___ Record set

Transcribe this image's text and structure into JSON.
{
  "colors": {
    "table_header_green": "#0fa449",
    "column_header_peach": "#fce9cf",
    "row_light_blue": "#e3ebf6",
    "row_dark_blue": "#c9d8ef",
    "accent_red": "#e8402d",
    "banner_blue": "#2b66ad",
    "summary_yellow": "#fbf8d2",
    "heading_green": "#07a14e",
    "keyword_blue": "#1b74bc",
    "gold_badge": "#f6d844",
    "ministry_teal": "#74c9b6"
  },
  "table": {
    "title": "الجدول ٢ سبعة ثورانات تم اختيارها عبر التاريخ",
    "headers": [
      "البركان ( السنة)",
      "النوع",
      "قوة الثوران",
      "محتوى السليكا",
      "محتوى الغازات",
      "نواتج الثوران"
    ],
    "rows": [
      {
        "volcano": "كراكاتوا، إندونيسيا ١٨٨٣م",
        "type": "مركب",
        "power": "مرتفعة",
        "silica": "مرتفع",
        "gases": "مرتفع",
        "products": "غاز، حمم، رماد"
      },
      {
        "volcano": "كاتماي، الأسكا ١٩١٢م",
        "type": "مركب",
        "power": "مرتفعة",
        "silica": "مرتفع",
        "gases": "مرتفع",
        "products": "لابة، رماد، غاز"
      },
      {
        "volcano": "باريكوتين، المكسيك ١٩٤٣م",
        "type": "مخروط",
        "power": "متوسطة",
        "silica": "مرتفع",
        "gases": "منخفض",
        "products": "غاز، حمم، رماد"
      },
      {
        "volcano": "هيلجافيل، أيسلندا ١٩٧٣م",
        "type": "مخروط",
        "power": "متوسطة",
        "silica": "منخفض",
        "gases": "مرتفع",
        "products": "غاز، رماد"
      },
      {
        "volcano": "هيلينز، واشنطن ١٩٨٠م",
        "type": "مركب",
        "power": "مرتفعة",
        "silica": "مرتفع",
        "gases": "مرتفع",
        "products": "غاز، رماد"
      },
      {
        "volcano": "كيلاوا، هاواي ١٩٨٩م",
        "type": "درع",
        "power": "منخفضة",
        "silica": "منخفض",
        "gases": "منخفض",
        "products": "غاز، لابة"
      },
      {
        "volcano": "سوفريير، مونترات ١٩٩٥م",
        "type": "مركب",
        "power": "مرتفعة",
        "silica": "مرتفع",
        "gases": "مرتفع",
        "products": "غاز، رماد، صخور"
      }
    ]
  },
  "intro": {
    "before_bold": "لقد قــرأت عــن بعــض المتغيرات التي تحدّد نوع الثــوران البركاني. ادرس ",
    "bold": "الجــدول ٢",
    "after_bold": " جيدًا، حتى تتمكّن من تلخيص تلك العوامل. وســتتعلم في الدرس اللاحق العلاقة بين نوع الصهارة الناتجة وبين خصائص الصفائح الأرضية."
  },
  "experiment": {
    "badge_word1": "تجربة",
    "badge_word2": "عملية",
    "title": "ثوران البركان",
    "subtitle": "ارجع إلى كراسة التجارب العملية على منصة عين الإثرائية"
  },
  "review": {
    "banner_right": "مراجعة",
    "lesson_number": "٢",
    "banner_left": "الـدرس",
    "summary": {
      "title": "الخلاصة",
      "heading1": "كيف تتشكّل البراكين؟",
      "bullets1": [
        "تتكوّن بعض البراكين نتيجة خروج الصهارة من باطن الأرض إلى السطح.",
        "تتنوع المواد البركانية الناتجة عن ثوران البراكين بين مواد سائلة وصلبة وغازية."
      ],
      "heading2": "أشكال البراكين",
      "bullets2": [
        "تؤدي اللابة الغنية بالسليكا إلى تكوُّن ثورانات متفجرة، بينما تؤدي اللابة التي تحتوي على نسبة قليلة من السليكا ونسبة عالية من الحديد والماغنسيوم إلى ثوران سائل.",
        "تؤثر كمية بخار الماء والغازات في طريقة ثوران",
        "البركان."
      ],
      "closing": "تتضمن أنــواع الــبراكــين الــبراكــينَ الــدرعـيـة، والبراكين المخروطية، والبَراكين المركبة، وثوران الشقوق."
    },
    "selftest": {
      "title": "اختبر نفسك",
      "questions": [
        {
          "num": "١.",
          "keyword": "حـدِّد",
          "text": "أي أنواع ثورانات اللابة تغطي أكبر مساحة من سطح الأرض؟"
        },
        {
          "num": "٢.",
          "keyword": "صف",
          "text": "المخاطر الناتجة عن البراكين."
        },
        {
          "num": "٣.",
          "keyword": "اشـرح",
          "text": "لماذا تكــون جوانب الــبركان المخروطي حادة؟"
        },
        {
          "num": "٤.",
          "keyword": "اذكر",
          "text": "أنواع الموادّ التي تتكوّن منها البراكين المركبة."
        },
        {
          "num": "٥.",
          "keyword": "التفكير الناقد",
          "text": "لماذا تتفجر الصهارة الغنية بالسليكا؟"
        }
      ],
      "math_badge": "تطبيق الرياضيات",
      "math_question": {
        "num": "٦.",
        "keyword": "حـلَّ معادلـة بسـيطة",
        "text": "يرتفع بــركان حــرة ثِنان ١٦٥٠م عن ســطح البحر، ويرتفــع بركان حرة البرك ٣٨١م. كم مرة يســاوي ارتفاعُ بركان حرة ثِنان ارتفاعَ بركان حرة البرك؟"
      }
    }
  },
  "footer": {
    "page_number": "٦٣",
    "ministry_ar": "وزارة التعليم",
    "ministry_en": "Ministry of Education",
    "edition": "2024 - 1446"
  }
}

______

Exercise prompt:
Copy each entry exactly, with nothing added or dropped.

Result of this task:
Transcribe this image's text and structure into JSON.
{
  "colors": {
    "table_header_green": "#0fa449",
    "column_header_peach": "#fce9cf",
    "row_light_blue": "#e3ebf6",
    "row_dark_blue": "#c9d8ef",
    "accent_red": "#e8402d",
    "banner_blue": "#2b66ad",
    "summary_yellow": "#fbf8d2",
    "heading_green": "#07a14e",
    "keyword_blue": "#1b74bc",
    "gold_badge": "#f6d844",
    "ministry_teal": "#74c9b6"
  },
  "table": {
    "title": "الجدول ٢ سبعة ثورانات تم اختيارها عبر التاريخ",
    "headers": [
      "البركان ( السنة)",
      "النوع",
      "قوة الثوران",
      "محتوى السليكا",
      "محتوى الغازات",
      "نواتج الثوران"
    ],
    "rows": [
      {
        "volcano": "كراكاتوا، إندونيسيا ١٨٨٣م",
        "type": "مركب",
        "power": "مرتفعة",
        "silica": "مرتفع",
        "gases": "مرتفع",
        "products": "غاز، حمم، رماد"
      },
      {
        "volcano": "كاتماي، الأسكا ١٩١٢م",
        "type": "مركب",
        "power": "مرتفعة",
        "silica": "مرتفع",
        "gases": "مرتفع",
        "products": "لابة، رماد، غاز"
      },
      {
        "volcano": "باريكوتين، المكسيك ١٩٤٣م",
        "type": "مخروط",
        "power": "متوسطة",
        "silica": "مرتفع",
        "gases": "منخفض",
        "products": "غاز، حمم، رماد"
      },
      {
        "volcano": "هيلجافيل، أيسلندا ١٩٧٣م",
        "type": "مخروط",
        "power": "متوسطة",
        "silica": "منخفض",
        "gases": "مرتفع",
        "products": "غاز، رماد"
      },
      {
        "volcano": "هيلينز، واشنطن ١٩٨٠م",
        "type": "مركب",
        "power": "مرتفعة",
        "silica": "مرتفع",
        "gases": "مرتفع",
        "products": "غاز، رماد"
      },
      {
        "volcano": "كيلاوا، هاواي ١٩٨٩م",
        "type": "درع",
        "power": "منخفضة",
        "silica": "منخفض",
        "gases": "منخفض",
        "products": "غاز، لابة"
      },
      {
        "volcano": "سوفريير، مونترات ١٩٩٥م",
        "type": "مركب",
        "power": "مرتفعة",
        "silica": "مرتفع",
        "gases": "مرتفع",
        "products": "غاز، رماد، صخور"
      }
    ]
  },
  "intro": {
    "before_bold": "لقد قــرأت عــن بعــض المتغيرات التي تحدّد نوع الثــوران البركاني. ادرس ",
    "bold": "الجــدول ٢",
    "after_bold": " جيدًا، حتى تتمكّن من تلخيص تلك العوامل. وســتتعلم في الدرس اللاحق العلاقة بين نوع الصهارة الناتجة وبين خصائص الصفائح الأرضية."
  },
  "experiment": {
    "badge_word1": "تجربة",
    "badge_word2": "عملية",
    "title": "ثوران البركان",
    "subtitle": "ارجع إلى كراسة التجارب العملية على منصة عين الإثرائية"
  },
  "review": {
    "banner_right": "مراجعة",
    "lesson_number": "٢",
    "banner_left": "الـدرس",
    "summary": {
      "title": "الخلاصة",
      "heading1": "كيف تتشكّل البراكين؟",
      "bullets1": [
        "تتكوّن بعض البراكين نتيجة خروج الصهارة من باطن الأرض إلى السطح.",
        "تتنوع المواد البركانية الناتجة عن ثوران البراكين بين مواد سائلة وصلبة وغازية."
      ],
      "heading2": "أشكال البراكين",
      "bullets2": [
        "تؤدي اللابة الغنية بالسليكا إلى تكوُّن ثورانات متفجرة، بينما تؤدي اللابة التي تحتوي على نسبة قليلة من السليكا ونسبة عالية من الحديد والماغنسيوم إلى ثوران سائل.",
        "تؤثر كمية بخار الماء والغازات في طريقة ثوران",
        "البركان."
      ],
      "closing": "تتضمن أنــواع الــبراكــين الــبراكــينَ الــدرعـيـة، والبراكين المخروطية، والبَراكين المركبة، وثوران الشقوق."
    },
    "selftest": {
      "title": "اختبر نفسك",
      "questions": [
        {
          "num": "١.",
          "keyword": "حـدِّد",
          "text": "أي أنواع ثورانات اللابة تغطي أكبر مساحة من سطح الأرض؟"
        },
        {
          "num": "٢.",
          "keyword": "صف",
          "text": "المخاطر الناتجة عن البراكين."
        },
        {
          "num": "٣.",
          "keyword": "اشـرح",
          "text": "لماذا تكــون جوانب الــبركان المخروطي حادة؟"
        },
        {
          "num": "٤.",
          "keyword": "اذكر",
          "text": "أنواع الموادّ التي تتكوّن منها البراكين المركبة."
        },
        {
          "num": "٥.",
          "keyword": "التفكير الناقد",
          "text": "لماذا تتفجر الصهارة الغنية بالسليكا؟"
        }
      ],
      "math_badge": "تطبيق الرياضيات",
      "math_question": {
        "num": "٦.",
        "keyword": "حـلَّ معادلـة بسـيطة",
        "text": "يرتفع بــركان حــرة ثِنان ١٦٥٠م عن ســطح البحر، ويرتفــع بركان حرة البرك ٣٨١م. كم مرة يســاوي ارتفاعُ بركان حرة ثِنان ارتفاعَ بركان حرة البرك؟"
      }
    }
  },
  "footer": {
    "page_number": "٦٣",
    "ministry_ar": "وزارة التعليم",
    "ministry_en": "Ministry of Education",
    "edition": "2024 - 1446"
  }
}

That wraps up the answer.